▸ What is required: Which lines in the records below contain the word "Account"? Copy each one out.

Start Entries

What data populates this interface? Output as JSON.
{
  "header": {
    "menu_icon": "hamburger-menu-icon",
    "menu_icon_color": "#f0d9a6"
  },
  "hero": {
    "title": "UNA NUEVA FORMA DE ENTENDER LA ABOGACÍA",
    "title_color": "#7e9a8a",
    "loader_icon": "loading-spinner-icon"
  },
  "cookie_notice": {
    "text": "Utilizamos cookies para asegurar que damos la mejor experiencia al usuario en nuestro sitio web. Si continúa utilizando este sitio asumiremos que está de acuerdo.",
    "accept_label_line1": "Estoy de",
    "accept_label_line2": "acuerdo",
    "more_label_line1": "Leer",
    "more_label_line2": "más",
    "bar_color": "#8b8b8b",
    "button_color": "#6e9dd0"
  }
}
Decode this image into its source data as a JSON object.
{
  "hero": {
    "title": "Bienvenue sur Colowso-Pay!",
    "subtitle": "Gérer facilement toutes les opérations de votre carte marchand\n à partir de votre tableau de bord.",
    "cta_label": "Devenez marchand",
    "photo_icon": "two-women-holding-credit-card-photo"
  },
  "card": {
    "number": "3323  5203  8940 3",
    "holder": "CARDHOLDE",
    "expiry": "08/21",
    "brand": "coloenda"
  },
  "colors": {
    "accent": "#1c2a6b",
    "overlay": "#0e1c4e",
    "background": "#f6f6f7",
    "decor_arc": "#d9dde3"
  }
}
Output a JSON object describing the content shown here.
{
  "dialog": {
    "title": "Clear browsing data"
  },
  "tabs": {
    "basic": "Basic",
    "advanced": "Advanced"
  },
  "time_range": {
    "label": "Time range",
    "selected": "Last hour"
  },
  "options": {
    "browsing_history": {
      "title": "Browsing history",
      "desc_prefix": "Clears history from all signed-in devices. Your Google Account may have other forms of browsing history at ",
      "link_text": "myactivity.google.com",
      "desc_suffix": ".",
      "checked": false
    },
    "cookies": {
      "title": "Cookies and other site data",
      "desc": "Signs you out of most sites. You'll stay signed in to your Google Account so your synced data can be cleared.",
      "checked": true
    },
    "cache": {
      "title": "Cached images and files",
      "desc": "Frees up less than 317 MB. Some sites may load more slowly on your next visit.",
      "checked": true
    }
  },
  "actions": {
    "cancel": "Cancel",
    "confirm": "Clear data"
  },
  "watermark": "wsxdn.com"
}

End Entries

▸ Solution to the exercise:
      "desc_prefix": "Clears history from all signed-in devices. Your Google Account may have other forms of browsing history at ",
      "desc": "Signs you out of most sites. You'll stay signed in to your Google Account so your synced data can be cleared.",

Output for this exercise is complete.